→ **Problem details**:
Gather each line containing the string "document" from these entries.

────────────────────

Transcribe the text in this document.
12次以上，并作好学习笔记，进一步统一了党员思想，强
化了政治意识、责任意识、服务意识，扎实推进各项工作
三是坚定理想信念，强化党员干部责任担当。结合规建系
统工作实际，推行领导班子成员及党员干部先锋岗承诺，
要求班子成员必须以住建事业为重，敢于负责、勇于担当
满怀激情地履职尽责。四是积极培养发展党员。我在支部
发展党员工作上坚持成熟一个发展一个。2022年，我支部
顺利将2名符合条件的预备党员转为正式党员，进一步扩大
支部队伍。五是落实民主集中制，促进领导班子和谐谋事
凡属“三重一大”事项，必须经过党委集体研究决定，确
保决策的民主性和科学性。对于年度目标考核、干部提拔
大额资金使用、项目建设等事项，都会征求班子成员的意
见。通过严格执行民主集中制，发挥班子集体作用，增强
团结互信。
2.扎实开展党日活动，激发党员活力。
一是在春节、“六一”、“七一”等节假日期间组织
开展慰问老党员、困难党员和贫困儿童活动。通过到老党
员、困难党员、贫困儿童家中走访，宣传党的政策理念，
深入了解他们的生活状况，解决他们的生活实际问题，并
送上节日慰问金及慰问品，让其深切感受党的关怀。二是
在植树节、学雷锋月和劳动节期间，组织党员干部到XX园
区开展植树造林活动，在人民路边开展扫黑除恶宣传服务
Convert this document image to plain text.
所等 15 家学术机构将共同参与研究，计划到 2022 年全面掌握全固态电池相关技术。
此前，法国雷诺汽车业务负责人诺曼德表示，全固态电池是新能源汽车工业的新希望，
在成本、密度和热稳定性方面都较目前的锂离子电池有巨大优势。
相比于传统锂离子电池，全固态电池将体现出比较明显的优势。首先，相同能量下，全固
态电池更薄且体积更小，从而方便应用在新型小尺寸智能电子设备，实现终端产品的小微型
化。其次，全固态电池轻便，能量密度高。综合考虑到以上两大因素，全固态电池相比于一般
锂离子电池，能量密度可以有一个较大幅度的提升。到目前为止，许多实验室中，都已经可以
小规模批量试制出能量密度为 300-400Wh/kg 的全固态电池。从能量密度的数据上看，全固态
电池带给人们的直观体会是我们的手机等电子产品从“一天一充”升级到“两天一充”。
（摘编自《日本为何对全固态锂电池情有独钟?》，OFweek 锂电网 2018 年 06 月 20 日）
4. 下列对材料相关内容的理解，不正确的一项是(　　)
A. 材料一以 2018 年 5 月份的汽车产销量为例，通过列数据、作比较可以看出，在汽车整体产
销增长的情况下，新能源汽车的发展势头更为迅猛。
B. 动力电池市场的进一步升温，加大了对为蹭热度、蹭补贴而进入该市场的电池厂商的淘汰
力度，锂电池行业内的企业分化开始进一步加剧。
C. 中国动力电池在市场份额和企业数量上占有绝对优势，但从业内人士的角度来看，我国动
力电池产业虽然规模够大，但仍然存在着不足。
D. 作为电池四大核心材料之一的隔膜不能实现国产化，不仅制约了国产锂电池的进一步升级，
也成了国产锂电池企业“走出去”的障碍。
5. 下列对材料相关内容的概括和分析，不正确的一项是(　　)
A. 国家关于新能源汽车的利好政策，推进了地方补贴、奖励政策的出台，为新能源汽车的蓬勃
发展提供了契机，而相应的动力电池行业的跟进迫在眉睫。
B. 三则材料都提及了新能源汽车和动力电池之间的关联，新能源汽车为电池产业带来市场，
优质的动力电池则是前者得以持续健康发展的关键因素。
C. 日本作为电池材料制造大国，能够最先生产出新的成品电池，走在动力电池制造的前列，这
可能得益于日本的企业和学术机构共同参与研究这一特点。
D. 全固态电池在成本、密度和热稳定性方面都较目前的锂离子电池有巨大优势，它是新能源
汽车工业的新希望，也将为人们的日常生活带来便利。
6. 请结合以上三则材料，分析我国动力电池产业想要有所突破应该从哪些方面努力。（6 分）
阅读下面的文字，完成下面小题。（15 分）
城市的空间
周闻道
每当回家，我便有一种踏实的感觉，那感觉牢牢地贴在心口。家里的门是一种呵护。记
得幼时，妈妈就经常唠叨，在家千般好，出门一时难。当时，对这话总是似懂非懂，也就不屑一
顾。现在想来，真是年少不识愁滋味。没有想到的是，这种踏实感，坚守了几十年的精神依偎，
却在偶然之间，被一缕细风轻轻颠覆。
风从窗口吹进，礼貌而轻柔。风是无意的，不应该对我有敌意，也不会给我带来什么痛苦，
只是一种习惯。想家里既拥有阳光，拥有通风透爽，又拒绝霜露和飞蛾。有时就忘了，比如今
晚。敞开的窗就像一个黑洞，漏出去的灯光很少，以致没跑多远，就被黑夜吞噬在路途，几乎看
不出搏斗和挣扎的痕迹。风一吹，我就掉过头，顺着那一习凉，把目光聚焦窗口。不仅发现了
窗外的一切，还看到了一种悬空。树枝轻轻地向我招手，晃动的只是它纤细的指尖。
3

────────────────────

→ **Exercise solution**:
Transcribe the text in this document.
Convert this document image to plain text.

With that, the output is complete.